**Your objective**
Copy out each line of the material in which the word "search" appears.
---------- Records for this task
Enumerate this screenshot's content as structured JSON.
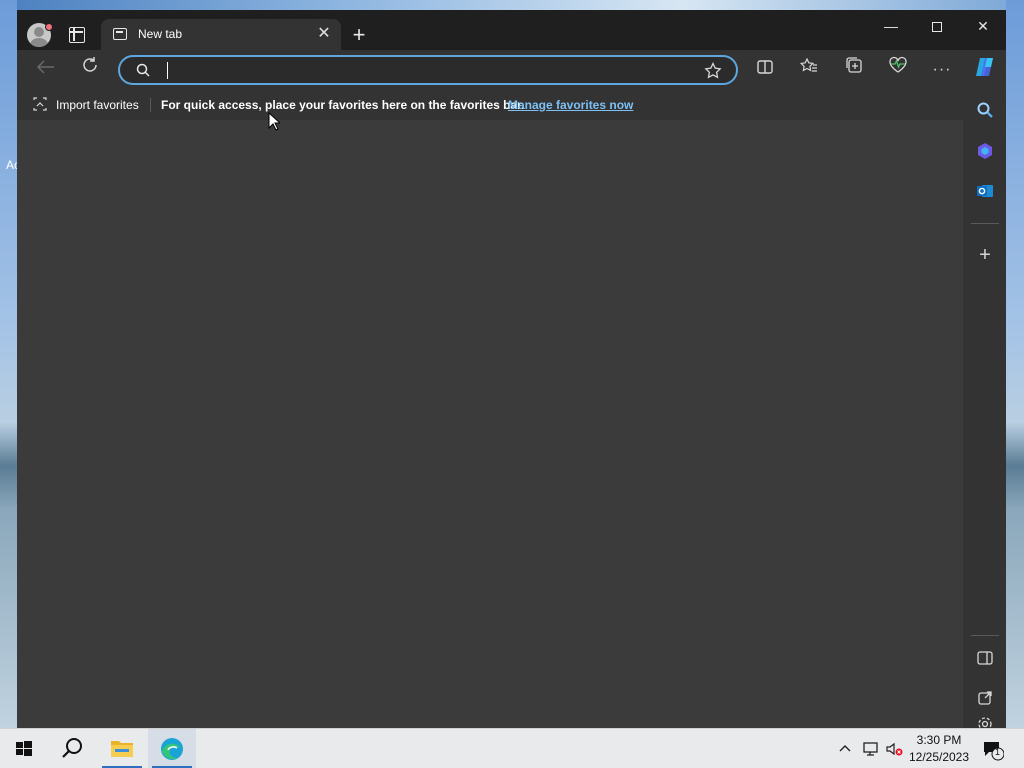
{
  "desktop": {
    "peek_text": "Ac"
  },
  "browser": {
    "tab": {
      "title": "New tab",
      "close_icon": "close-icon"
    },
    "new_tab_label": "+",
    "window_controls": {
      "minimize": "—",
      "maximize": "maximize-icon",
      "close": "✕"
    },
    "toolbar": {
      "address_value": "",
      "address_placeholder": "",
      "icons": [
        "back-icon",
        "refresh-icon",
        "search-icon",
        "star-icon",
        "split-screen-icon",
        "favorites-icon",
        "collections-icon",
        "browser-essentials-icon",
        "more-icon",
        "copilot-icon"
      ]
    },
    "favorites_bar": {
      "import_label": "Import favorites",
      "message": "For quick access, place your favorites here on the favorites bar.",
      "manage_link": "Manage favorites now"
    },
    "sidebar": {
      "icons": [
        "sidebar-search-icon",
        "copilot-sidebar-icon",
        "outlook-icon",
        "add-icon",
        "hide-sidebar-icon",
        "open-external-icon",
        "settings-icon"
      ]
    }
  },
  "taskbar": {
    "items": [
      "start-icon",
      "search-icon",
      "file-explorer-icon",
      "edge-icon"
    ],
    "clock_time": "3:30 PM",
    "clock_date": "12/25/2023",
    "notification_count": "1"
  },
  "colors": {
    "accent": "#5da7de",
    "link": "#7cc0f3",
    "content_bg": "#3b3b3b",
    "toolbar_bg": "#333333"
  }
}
--------------------
**Complete response**
        "search-icon",
        "sidebar-search-icon",
      "search-icon",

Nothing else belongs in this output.